(begin)

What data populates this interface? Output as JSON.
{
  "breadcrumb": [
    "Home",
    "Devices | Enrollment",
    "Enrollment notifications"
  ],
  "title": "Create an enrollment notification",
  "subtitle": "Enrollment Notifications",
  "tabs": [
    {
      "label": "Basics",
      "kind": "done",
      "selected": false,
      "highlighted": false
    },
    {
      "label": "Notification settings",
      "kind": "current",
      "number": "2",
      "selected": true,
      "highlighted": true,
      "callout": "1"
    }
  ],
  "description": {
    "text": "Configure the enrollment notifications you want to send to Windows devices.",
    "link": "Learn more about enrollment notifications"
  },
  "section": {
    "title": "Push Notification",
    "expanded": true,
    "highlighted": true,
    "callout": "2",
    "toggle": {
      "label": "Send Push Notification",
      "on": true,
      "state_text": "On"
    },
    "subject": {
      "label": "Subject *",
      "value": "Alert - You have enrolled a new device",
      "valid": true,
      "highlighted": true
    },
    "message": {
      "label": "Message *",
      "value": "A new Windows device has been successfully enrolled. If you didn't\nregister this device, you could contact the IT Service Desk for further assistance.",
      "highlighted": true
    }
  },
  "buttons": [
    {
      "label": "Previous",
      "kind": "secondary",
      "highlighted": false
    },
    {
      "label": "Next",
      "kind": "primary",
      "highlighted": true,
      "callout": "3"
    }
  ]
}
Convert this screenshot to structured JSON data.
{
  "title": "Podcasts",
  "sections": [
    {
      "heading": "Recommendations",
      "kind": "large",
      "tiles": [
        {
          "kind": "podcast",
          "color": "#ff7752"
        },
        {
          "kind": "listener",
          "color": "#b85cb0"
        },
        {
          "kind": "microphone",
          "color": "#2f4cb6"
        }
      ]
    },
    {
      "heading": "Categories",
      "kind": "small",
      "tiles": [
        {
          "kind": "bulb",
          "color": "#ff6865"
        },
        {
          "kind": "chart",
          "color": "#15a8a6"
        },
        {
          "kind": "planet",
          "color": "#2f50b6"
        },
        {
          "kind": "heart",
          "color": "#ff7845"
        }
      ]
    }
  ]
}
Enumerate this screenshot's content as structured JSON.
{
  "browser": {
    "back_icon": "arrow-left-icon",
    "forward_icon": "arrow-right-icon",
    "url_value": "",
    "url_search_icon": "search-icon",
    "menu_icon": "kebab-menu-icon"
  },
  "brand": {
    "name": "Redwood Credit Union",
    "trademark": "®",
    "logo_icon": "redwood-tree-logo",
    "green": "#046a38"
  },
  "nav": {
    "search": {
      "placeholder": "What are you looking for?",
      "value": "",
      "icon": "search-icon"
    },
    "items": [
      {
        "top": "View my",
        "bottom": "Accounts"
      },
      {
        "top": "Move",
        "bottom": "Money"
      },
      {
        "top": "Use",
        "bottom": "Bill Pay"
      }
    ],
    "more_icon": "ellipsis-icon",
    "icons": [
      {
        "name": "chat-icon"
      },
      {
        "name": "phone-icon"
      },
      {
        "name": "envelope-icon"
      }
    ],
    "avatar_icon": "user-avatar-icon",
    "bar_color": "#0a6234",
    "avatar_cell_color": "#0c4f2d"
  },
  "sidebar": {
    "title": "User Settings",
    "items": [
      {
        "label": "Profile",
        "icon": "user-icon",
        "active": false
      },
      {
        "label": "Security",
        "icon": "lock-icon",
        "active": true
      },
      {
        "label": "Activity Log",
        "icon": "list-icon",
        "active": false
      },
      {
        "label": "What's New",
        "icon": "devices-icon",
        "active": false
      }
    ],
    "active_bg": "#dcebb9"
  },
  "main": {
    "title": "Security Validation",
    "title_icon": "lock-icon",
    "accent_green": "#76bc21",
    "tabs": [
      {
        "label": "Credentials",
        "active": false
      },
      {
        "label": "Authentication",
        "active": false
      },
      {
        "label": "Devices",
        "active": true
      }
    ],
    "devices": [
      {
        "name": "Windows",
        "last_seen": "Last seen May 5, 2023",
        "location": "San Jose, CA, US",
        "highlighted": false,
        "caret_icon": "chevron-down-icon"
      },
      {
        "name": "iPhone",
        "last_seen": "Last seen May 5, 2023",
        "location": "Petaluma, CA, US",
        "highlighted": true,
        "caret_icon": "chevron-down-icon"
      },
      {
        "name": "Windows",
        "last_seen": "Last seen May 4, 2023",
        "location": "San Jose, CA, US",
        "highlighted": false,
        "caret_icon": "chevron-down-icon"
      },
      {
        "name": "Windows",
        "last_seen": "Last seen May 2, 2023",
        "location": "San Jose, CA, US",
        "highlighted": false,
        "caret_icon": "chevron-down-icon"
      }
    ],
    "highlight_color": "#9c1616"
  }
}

(end)

WORK TO BE COMPLETED -> Every line above needs to be retyped exactly.

EXERCISE SOLUTION ->
What data populates this interface? Output as JSON.
{
  "breadcrumb": [
    "Home",
    "Devices | Enrollment",
    "Enrollment notifications"
  ],
  "title": "Create an enrollment notification",
  "subtitle": "Enrollment Notifications",
  "tabs": [
    {
      "label": "Basics",
      "kind": "done",
      "selected": false,
      "highlighted": false
    },
    {
      "label": "Notification settings",
      "kind": "current",
      "number": "2",
      "selected": true,
      "highlighted": true,
      "callout": "1"
    }
  ],
  "description": {
    "text": "Configure the enrollment notifications you want to send to Windows devices.",
    "link": "Learn more about enrollment notifications"
  },
  "section": {
    "title": "Push Notification",
    "expanded": true,
    "highlighted": true,
    "callout": "2",
    "toggle": {
      "label": "Send Push Notification",
      "on": true,
      "state_text": "On"
    },
    "subject": {
      "label": "Subject *",
      "value": "Alert - You have enrolled a new device",
      "valid": true,
      "highlighted": true
    },
    "message": {
      "label": "Message *",
      "value": "A new Windows device has been successfully enrolled. If you didn't\nregister this device, you could contact the IT Service Desk for further assistance.",
      "highlighted": true
    }
  },
  "buttons": [
    {
      "label": "Previous",
      "kind": "secondary",
      "highlighted": false
    },
    {
      "label": "Next",
      "kind": "primary",
      "highlighted": true,
      "callout": "3"
    }
  ]
}
Convert this screenshot to structured JSON data.
{
  "title": "Podcasts",
  "sections": [
    {
      "heading": "Recommendations",
      "kind": "large",
      "tiles": [
        {
          "kind": "podcast",
          "color": "#ff7752"
        },
        {
          "kind": "listener",
          "color": "#b85cb0"
        },
        {
          "kind": "microphone",
          "color": "#2f4cb6"
        }
      ]
    },
    {
      "heading": "Categories",
      "kind": "small",
      "tiles": [
        {
          "kind": "bulb",
          "color": "#ff6865"
        },
        {
          "kind": "chart",
          "color": "#15a8a6"
        },
        {
          "kind": "planet",
          "color": "#2f50b6"
        },
        {
          "kind": "heart",
          "color": "#ff7845"
        }
      ]
    }
  ]
}
Enumerate this screenshot's content as structured JSON.
{
  "browser": {
    "back_icon": "arrow-left-icon",
    "forward_icon": "arrow-right-icon",
    "url_value": "",
    "url_search_icon": "search-icon",
    "menu_icon": "kebab-menu-icon"
  },
  "brand": {
    "name": "Redwood Credit Union",
    "trademark": "®",
    "logo_icon": "redwood-tree-logo",
    "green": "#046a38"
  },
  "nav": {
    "search": {
      "placeholder": "What are you looking for?",
      "value": "",
      "icon": "search-icon"
    },
    "items": [
      {
        "top": "View my",
        "bottom": "Accounts"
      },
      {
        "top": "Move",
        "bottom": "Money"
      },
      {
        "top": "Use",
        "bottom": "Bill Pay"
      }
    ],
    "more_icon": "ellipsis-icon",
    "icons": [
      {
        "name": "chat-icon"
      },
      {
        "name": "phone-icon"
      },
      {
        "name": "envelope-icon"
      }
    ],
    "avatar_icon": "user-avatar-icon",
    "bar_color": "#0a6234",
    "avatar_cell_color": "#0c4f2d"
  },
  "sidebar": {
    "title": "User Settings",
    "items": [
      {
        "label": "Profile",
        "icon": "user-icon",
        "active": false
      },
      {
        "label": "Security",
        "icon": "lock-icon",
        "active": true
      },
      {
        "label": "Activity Log",
        "icon": "list-icon",
        "active": false
      },
      {
        "label": "What's New",
        "icon": "devices-icon",
        "active": false
      }
    ],
    "active_bg": "#dcebb9"
  },
  "main": {
    "title": "Security Validation",
    "title_icon": "lock-icon",
    "accent_green": "#76bc21",
    "tabs": [
      {
        "label": "Credentials",
        "active": false
      },
      {
        "label": "Authentication",
        "active": false
      },
      {
        "label": "Devices",
        "active": true
      }
    ],
    "devices": [
      {
        "name": "Windows",
        "last_seen": "Last seen May 5, 2023",
        "location": "San Jose, CA, US",
        "highlighted": false,
        "caret_icon": "chevron-down-icon"
      },
      {
        "name": "iPhone",
        "last_seen": "Last seen May 5, 2023",
        "location": "Petaluma, CA, US",
        "highlighted": true,
        "caret_icon": "chevron-down-icon"
      },
      {
        "name": "Windows",
        "last_seen": "Last seen May 4, 2023",
        "location": "San Jose, CA, US",
        "highlighted": false,
        "caret_icon": "chevron-down-icon"
      },
      {
        "name": "Windows",
        "last_seen": "Last seen May 2, 2023",
        "location": "San Jose, CA, US",
        "highlighted": false,
        "caret_icon": "chevron-down-icon"
      }
    ],
    "highlight_color": "#9c1616"
  }
}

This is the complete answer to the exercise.